━━━━━ DATA FOR THIS TASK ━━━━━
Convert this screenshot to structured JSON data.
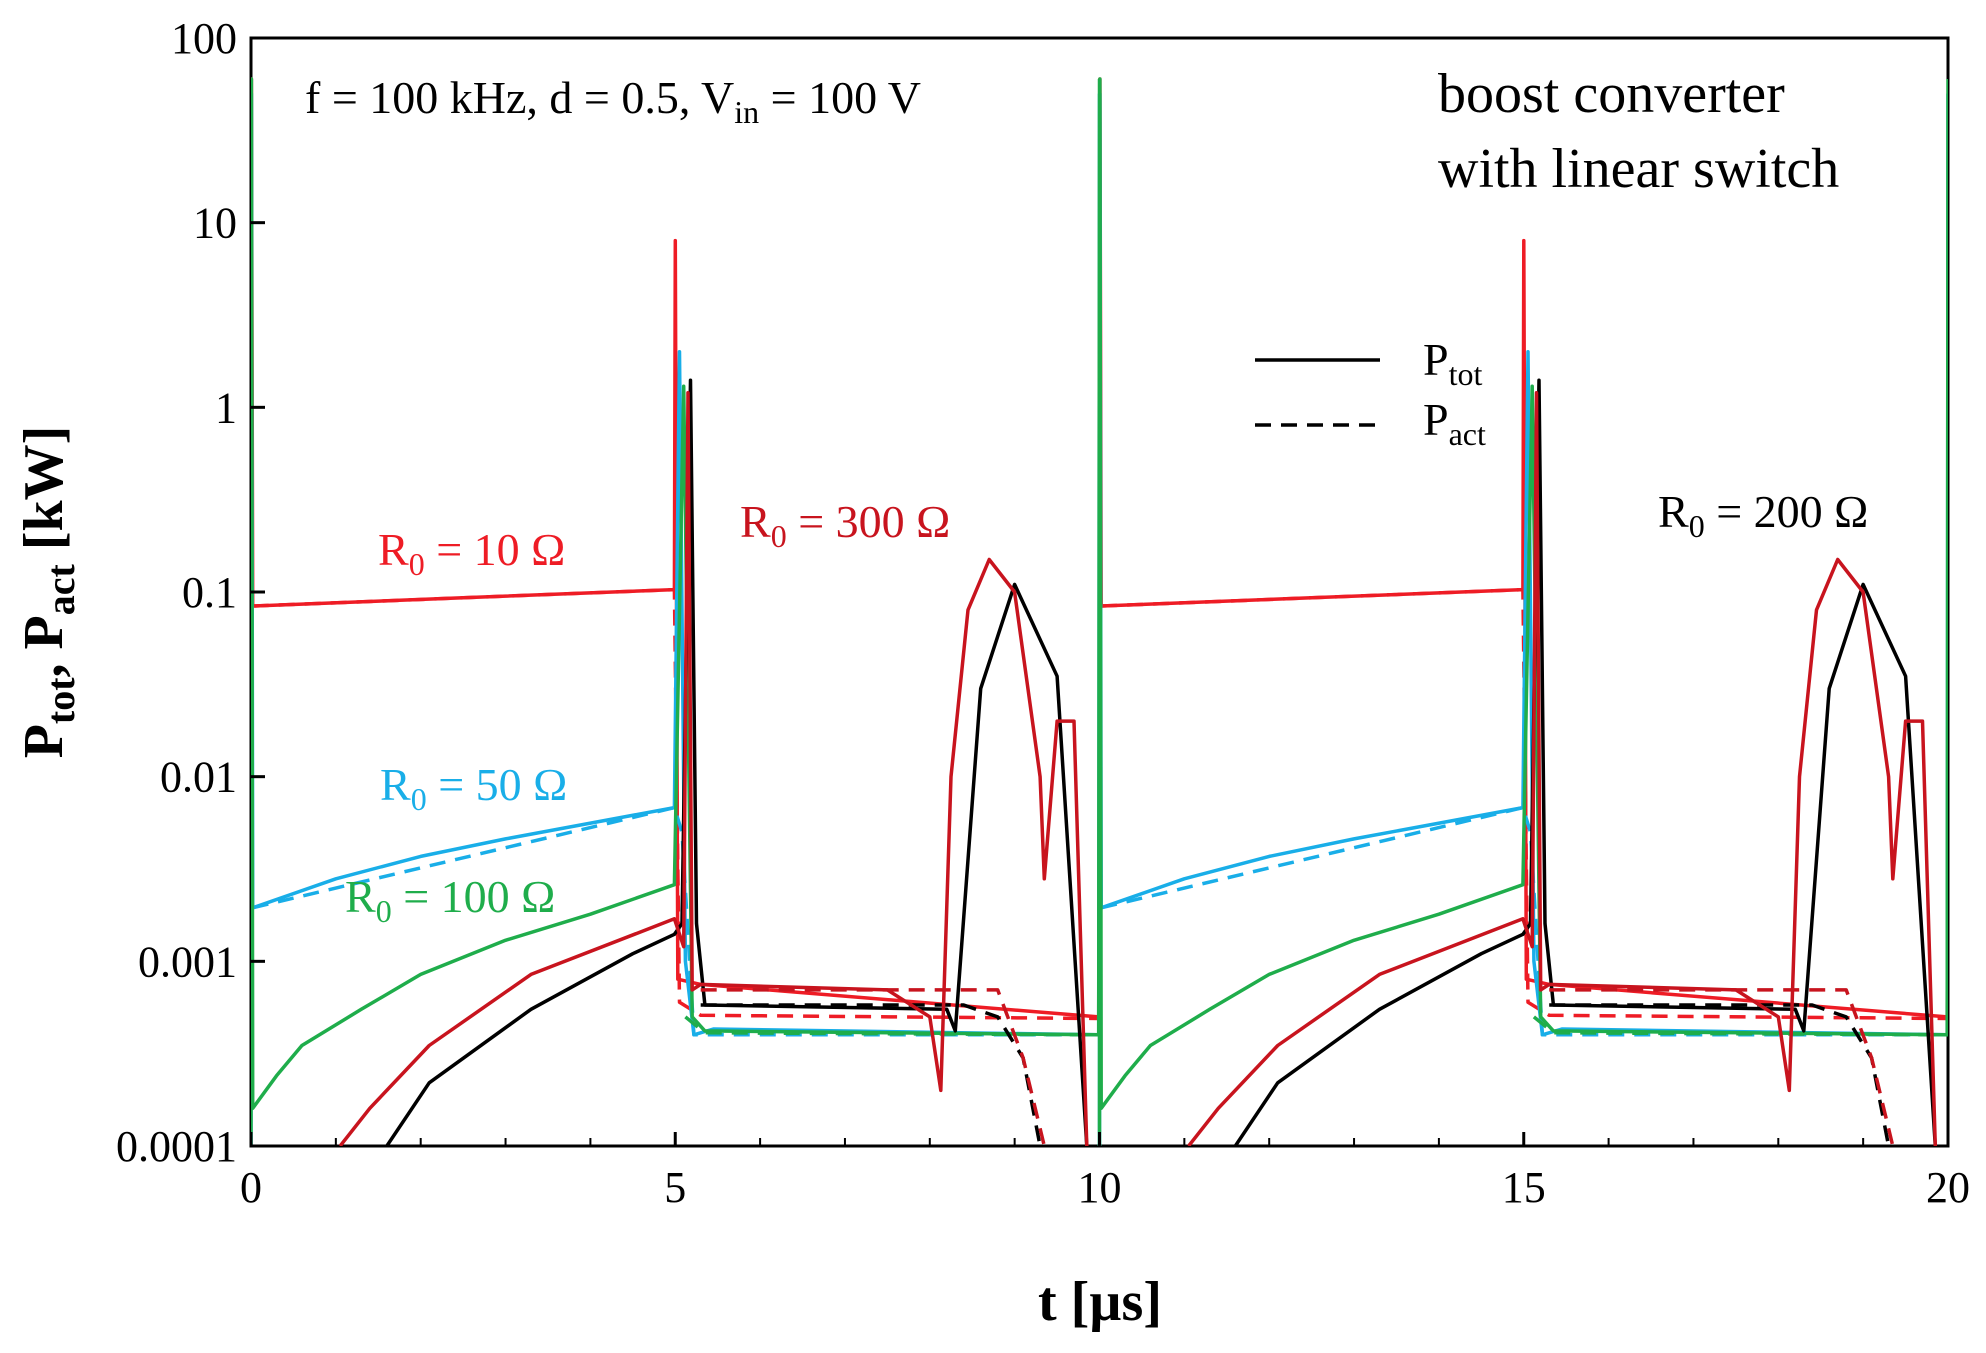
{
  "chart_data": {
    "type": "line",
    "title": "",
    "xlabel": "t [µs]",
    "ylabel": {
      "main": "P",
      "sub1": "tot",
      "sep": ", P",
      "sub2": "act",
      "unit": " [kW]"
    },
    "y_scale": "log",
    "xlim": [
      0,
      20
    ],
    "ylim": [
      0.0001,
      100
    ],
    "x_ticks": [
      0,
      5,
      10,
      15,
      20
    ],
    "x_tick_labels": [
      "0",
      "5",
      "10",
      "15",
      "20"
    ],
    "y_ticks": [
      0.0001,
      0.001,
      0.01,
      0.1,
      1,
      10,
      100
    ],
    "y_tick_labels": [
      "0.0001",
      "0.001",
      "0.01",
      "0.1",
      "1",
      "10",
      "100"
    ],
    "grid": false,
    "legend": {
      "placement": "top-right",
      "entries": [
        {
          "main": "P",
          "sub": "tot",
          "style": "solid"
        },
        {
          "main": "P",
          "sub": "act",
          "style": "dashed"
        }
      ]
    },
    "annotations": {
      "conditions": {
        "part1": "f = 100 kHz, d = 0.5, V",
        "sub": "in",
        "part2": " = 100 V"
      },
      "title_line1": "boost converter",
      "title_line2": "with linear switch",
      "r10": {
        "main": "R",
        "sub": "0",
        "rest": " = 10 Ω",
        "color": "#ee1c25"
      },
      "r50": {
        "main": "R",
        "sub": "0",
        "rest": " = 50 Ω",
        "color": "#19aee8"
      },
      "r100": {
        "main": "R",
        "sub": "0",
        "rest": " = 100 Ω",
        "color": "#1fad4b"
      },
      "r200": {
        "main": "R",
        "sub": "0",
        "rest": " = 200 Ω",
        "color": "#000000"
      },
      "r300": {
        "main": "R",
        "sub": "0",
        "rest": " = 300 Ω",
        "color": "#c8141e"
      }
    },
    "series": [
      {
        "name": "R0 = 10 Ω, Ptot",
        "color": "#ee1c25",
        "style": "solid",
        "period": true,
        "points": [
          [
            0,
            0.1
          ],
          [
            0.005,
            60
          ],
          [
            0.02,
            0.084
          ],
          [
            2.5,
            0.093
          ],
          [
            4.99,
            0.103
          ],
          [
            5.0,
            8
          ],
          [
            5.03,
            0.0008
          ],
          [
            5.3,
            0.00075
          ],
          [
            9.99,
            0.0005
          ],
          [
            10.0,
            0.1
          ]
        ]
      },
      {
        "name": "R0 = 10 Ω, Pact",
        "color": "#ee1c25",
        "style": "dashed",
        "period": true,
        "points": [
          [
            0.02,
            0.084
          ],
          [
            4.99,
            0.103
          ],
          [
            5.05,
            0.0006
          ],
          [
            5.3,
            0.00051
          ],
          [
            9.99,
            0.00049
          ]
        ]
      },
      {
        "name": "R0 = 50 Ω, Ptot",
        "color": "#19aee8",
        "style": "solid",
        "period": true,
        "points": [
          [
            0,
            0.0001
          ],
          [
            0.005,
            50
          ],
          [
            0.02,
            0.00195
          ],
          [
            1.0,
            0.0028
          ],
          [
            2.0,
            0.0037
          ],
          [
            3.0,
            0.0046
          ],
          [
            4.99,
            0.0068
          ],
          [
            5.05,
            2.0
          ],
          [
            5.12,
            0.001
          ],
          [
            5.22,
            0.0004
          ],
          [
            5.45,
            0.00043
          ],
          [
            9.99,
            0.0004
          ],
          [
            10.0,
            50
          ]
        ]
      },
      {
        "name": "R0 = 50 Ω, Pact",
        "color": "#19aee8",
        "style": "dashed",
        "period": true,
        "points": [
          [
            0.02,
            0.00195
          ],
          [
            4.99,
            0.0068
          ],
          [
            5.08,
            0.005
          ],
          [
            5.22,
            0.0004
          ],
          [
            9.99,
            0.0004
          ]
        ]
      },
      {
        "name": "R0 = 100 Ω, Ptot",
        "color": "#1fad4b",
        "style": "solid",
        "period": true,
        "points": [
          [
            0,
            0.0001
          ],
          [
            0.005,
            60
          ],
          [
            0.02,
            0.00016
          ],
          [
            0.3,
            0.00024
          ],
          [
            0.6,
            0.00035
          ],
          [
            1.3,
            0.00055
          ],
          [
            2.0,
            0.00085
          ],
          [
            3.0,
            0.0013
          ],
          [
            4.0,
            0.0018
          ],
          [
            4.99,
            0.0026
          ],
          [
            5.1,
            1.3
          ],
          [
            5.2,
            0.0005
          ],
          [
            5.35,
            0.00042
          ],
          [
            9.99,
            0.0004
          ],
          [
            10.0,
            60
          ]
        ]
      },
      {
        "name": "R0 = 100 Ω, Pact",
        "color": "#1fad4b",
        "style": "dashed",
        "period": true,
        "points": [
          [
            5.12,
            0.0005
          ],
          [
            5.35,
            0.00041
          ],
          [
            9.99,
            0.0004
          ]
        ]
      },
      {
        "name": "R0 = 200 Ω, Ptot",
        "color": "#000000",
        "style": "solid",
        "period": true,
        "points": [
          [
            1.6,
            0.0001
          ],
          [
            2.1,
            0.00022
          ],
          [
            3.3,
            0.00055
          ],
          [
            4.5,
            0.0011
          ],
          [
            4.99,
            0.0014
          ],
          [
            5.08,
            0.0016
          ],
          [
            5.18,
            1.4
          ],
          [
            5.25,
            0.0016
          ],
          [
            5.35,
            0.00058
          ],
          [
            8.2,
            0.00055
          ],
          [
            8.3,
            0.00042
          ],
          [
            8.6,
            0.03
          ],
          [
            9.0,
            0.11
          ],
          [
            9.5,
            0.035
          ],
          [
            9.85,
            0.0001
          ]
        ]
      },
      {
        "name": "R0 = 200 Ω, Pact",
        "color": "#000000",
        "style": "dashed",
        "period": true,
        "points": [
          [
            5.3,
            0.00058
          ],
          [
            8.4,
            0.00058
          ],
          [
            8.8,
            0.0005
          ],
          [
            9.1,
            0.0003
          ],
          [
            9.3,
            0.0001
          ]
        ]
      },
      {
        "name": "R0 = 300 Ω, Ptot",
        "color": "#c8141e",
        "style": "solid",
        "period": true,
        "points": [
          [
            1.05,
            0.0001
          ],
          [
            1.4,
            0.00016
          ],
          [
            2.1,
            0.00035
          ],
          [
            3.3,
            0.00085
          ],
          [
            4.99,
            0.0017
          ],
          [
            5.1,
            0.0012
          ],
          [
            5.15,
            1.2
          ],
          [
            5.2,
            0.0007
          ],
          [
            5.3,
            0.00075
          ],
          [
            7.5,
            0.0007
          ],
          [
            8.0,
            0.0005
          ],
          [
            8.13,
            0.0002
          ],
          [
            8.25,
            0.01
          ],
          [
            8.45,
            0.08
          ],
          [
            8.7,
            0.15
          ],
          [
            9.0,
            0.1
          ],
          [
            9.3,
            0.01
          ],
          [
            9.35,
            0.0028
          ],
          [
            9.5,
            0.02
          ],
          [
            9.7,
            0.02
          ],
          [
            9.85,
            0.0001
          ]
        ]
      },
      {
        "name": "R0 = 300 Ω, Pact",
        "color": "#c8141e",
        "style": "dashed",
        "period": true,
        "points": [
          [
            5.3,
            0.0007
          ],
          [
            8.8,
            0.0007
          ],
          [
            9.1,
            0.0003
          ],
          [
            9.35,
            0.0001
          ]
        ]
      }
    ]
  }
}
━━━━━
● **WORK TO BE COMPLETED**: Reply with nothing but the number of lines that contain the word "Ptot".

● **RESULT FOR THIS TASK**: 5